Given records -
::::
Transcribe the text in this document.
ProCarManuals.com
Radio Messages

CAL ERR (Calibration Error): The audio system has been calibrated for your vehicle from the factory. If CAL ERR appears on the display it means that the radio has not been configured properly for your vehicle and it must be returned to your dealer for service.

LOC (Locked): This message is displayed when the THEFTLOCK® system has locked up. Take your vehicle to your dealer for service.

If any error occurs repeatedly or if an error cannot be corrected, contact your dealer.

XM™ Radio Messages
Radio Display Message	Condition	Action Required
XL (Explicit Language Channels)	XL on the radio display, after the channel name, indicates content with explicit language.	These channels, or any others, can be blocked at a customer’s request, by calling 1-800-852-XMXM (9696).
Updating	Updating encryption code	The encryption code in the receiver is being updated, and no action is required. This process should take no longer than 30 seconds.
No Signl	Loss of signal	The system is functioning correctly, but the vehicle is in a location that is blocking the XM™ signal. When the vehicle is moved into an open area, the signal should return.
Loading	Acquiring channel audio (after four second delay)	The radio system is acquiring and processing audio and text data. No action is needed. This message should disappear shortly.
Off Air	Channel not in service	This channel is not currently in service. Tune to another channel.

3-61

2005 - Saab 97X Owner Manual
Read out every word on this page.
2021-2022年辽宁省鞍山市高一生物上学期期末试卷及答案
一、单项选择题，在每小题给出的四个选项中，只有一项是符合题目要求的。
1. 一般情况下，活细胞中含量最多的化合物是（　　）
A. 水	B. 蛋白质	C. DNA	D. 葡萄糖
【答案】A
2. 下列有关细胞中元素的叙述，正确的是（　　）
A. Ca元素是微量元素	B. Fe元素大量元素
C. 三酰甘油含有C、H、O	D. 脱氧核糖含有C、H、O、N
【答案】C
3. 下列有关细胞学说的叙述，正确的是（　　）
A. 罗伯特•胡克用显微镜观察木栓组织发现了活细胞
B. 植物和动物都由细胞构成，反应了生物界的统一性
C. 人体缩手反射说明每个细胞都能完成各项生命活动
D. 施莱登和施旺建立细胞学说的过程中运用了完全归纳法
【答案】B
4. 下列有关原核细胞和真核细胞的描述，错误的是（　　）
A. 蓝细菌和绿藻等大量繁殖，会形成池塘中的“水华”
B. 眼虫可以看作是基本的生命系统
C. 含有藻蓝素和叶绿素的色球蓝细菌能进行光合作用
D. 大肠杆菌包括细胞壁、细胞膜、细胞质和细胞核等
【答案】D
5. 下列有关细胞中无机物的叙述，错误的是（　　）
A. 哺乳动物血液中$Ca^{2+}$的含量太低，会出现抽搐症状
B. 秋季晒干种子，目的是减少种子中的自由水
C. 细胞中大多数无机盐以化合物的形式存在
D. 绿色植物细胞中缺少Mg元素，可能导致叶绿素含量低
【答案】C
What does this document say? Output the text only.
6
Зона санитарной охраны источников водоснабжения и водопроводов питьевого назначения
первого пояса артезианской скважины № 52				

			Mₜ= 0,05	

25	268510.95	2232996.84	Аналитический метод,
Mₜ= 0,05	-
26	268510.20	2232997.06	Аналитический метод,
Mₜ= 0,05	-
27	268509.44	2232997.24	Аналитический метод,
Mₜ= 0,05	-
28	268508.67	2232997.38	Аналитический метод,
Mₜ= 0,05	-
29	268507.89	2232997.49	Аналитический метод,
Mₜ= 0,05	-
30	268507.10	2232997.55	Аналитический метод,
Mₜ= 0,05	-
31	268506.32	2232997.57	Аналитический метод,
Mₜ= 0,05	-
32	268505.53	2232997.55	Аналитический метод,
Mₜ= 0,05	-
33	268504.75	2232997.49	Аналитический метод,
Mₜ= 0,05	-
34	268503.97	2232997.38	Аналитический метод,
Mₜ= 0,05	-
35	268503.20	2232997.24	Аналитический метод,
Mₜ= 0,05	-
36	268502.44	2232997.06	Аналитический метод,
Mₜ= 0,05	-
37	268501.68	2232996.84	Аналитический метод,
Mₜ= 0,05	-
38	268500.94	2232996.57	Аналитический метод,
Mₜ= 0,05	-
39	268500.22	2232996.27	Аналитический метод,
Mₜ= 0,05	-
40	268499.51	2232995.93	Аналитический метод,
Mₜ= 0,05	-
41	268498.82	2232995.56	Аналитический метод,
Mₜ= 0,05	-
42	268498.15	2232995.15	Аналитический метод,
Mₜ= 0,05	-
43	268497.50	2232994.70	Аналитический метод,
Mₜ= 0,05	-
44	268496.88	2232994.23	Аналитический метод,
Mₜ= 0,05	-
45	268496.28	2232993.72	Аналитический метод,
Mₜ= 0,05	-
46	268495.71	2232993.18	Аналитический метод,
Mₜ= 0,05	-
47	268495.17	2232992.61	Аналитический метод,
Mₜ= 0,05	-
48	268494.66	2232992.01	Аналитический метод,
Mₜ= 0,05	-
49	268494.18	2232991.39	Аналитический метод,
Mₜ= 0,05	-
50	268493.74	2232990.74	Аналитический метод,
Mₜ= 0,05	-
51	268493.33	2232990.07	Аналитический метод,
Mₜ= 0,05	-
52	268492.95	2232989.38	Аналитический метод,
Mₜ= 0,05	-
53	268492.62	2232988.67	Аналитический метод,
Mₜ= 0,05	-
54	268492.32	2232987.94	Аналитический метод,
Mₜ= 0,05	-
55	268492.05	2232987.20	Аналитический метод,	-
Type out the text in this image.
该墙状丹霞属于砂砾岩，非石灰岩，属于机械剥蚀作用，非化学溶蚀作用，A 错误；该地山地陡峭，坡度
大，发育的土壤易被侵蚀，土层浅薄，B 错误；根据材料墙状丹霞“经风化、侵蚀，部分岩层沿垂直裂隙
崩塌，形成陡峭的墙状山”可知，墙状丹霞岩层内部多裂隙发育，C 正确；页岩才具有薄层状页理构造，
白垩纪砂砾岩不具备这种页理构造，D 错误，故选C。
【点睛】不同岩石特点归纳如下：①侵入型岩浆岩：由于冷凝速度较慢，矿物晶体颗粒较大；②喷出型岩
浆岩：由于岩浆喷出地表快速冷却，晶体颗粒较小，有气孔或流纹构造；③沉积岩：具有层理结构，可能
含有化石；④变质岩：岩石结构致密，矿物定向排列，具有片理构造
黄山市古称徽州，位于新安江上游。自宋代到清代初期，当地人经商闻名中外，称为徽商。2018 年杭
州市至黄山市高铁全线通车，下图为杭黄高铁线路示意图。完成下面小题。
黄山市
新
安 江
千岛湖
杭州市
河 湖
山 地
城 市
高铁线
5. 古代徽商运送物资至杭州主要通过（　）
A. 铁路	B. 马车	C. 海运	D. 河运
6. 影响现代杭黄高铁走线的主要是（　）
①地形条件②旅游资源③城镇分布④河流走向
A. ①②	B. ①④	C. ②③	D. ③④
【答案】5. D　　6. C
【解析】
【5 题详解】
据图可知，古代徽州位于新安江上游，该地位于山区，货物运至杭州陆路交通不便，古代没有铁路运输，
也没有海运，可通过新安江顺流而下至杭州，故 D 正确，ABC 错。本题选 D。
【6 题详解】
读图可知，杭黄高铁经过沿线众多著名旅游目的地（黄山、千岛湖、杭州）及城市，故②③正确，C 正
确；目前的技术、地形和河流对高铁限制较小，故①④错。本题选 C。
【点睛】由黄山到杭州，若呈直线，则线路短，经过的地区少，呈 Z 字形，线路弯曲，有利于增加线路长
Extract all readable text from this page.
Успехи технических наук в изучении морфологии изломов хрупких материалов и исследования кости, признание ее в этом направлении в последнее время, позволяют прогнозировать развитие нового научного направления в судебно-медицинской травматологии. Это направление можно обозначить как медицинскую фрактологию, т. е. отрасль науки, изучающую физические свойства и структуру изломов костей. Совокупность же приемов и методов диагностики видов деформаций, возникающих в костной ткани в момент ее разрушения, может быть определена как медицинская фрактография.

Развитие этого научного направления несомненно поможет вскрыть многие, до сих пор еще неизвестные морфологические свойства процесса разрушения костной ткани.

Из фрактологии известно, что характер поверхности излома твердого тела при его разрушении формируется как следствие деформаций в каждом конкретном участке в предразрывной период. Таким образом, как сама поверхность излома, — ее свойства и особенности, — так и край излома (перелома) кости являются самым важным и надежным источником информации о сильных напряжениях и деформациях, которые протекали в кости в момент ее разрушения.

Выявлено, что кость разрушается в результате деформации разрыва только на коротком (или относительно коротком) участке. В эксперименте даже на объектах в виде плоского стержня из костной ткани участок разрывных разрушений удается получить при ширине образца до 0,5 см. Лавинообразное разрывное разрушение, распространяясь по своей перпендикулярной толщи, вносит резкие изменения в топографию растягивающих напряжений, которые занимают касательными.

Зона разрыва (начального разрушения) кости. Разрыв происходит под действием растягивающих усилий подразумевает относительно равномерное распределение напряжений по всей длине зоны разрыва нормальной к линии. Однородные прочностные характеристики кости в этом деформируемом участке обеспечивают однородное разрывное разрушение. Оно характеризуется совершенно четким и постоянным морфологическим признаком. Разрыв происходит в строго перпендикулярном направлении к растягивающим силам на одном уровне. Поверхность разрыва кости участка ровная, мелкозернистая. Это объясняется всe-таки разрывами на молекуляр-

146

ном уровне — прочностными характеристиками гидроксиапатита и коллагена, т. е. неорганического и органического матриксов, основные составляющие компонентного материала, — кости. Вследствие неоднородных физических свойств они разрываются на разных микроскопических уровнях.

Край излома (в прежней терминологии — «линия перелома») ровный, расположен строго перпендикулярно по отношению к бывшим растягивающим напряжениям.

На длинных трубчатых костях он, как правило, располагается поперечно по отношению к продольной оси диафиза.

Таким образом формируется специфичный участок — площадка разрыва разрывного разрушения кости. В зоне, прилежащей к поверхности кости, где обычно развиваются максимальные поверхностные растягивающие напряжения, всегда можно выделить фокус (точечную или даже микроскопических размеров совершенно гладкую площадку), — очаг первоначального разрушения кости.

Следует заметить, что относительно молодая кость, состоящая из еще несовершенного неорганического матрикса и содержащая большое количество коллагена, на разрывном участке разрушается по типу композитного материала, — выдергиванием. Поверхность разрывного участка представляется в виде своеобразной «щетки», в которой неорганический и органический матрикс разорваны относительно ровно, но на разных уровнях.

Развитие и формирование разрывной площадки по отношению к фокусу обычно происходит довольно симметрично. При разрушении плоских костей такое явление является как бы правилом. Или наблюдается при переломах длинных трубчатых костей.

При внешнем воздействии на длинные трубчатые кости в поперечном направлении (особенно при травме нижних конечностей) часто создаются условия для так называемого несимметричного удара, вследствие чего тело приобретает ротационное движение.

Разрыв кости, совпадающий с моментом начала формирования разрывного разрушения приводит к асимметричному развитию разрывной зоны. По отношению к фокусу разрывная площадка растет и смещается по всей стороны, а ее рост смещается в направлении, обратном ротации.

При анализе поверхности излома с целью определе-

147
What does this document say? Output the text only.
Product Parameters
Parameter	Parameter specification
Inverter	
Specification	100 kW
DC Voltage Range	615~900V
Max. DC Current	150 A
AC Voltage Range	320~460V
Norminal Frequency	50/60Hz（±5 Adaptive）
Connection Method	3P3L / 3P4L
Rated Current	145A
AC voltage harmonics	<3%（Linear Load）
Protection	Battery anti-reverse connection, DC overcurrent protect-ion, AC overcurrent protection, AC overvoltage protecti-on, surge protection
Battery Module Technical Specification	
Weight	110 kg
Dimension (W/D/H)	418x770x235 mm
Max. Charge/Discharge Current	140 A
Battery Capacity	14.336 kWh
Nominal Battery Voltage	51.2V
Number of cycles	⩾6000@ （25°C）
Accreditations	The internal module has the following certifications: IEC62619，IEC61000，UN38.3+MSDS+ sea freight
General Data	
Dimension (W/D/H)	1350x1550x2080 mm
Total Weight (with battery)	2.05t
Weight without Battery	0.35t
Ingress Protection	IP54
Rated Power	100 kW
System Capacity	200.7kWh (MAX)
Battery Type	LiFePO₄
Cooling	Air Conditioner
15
::::
Request - Tally the lines holding the string "Range" and give only the count.

Task output - 2